TASK STATEMENT -
Check each line of the data for "this" and select those that have it.

(Stored records)
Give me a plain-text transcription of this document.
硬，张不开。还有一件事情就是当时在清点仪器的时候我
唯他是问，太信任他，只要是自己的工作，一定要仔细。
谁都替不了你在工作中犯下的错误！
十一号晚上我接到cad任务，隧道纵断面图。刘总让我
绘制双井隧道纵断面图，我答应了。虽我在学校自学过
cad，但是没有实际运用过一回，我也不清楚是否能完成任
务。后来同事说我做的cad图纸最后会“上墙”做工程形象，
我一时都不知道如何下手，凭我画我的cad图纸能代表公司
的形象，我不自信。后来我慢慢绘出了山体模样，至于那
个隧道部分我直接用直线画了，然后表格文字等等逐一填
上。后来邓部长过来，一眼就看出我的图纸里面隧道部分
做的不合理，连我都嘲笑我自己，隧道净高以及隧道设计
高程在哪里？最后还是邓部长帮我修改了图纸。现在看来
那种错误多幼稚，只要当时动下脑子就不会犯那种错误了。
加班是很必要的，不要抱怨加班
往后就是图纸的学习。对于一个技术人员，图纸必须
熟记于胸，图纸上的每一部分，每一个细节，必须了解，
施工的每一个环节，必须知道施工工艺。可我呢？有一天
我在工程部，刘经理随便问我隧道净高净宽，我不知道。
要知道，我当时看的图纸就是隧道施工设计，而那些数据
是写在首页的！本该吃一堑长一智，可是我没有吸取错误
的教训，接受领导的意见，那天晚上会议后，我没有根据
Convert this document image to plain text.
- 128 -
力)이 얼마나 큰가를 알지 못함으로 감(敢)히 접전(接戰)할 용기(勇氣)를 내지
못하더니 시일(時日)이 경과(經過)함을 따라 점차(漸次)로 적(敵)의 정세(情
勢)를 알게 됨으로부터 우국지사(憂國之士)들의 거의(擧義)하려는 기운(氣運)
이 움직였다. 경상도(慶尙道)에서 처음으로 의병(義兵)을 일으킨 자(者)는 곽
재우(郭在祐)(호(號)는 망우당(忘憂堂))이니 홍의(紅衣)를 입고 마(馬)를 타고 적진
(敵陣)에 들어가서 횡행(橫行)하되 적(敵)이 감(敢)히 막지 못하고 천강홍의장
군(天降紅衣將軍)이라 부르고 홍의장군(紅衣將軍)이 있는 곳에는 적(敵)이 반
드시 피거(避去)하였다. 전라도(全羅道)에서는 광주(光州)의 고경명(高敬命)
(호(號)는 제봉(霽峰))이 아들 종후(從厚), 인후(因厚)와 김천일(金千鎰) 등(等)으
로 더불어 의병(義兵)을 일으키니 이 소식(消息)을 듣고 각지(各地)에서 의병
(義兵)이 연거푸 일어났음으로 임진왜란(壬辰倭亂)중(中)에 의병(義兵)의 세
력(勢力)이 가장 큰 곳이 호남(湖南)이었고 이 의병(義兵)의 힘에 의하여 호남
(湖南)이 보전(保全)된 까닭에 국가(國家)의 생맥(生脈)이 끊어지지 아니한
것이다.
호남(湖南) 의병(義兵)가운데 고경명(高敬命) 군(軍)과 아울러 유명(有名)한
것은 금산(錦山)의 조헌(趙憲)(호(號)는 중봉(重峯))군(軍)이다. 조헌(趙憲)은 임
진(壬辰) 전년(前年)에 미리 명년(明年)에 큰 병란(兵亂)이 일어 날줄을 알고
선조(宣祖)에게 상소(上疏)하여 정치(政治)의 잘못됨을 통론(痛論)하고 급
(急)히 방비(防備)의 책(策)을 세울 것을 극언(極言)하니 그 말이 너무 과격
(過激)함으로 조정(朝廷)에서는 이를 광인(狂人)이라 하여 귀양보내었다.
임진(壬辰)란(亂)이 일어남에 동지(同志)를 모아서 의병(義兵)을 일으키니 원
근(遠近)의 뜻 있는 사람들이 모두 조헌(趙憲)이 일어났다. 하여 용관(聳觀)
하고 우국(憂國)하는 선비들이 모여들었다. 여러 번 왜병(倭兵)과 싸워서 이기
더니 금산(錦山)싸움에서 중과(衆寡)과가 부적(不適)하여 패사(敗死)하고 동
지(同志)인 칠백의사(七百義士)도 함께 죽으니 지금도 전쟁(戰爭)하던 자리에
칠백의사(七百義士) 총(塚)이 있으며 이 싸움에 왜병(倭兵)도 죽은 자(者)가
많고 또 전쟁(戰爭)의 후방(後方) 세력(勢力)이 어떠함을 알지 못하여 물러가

THE REPLY -
Give me a plain-text transcription of this document.
Convert this document image to plain text.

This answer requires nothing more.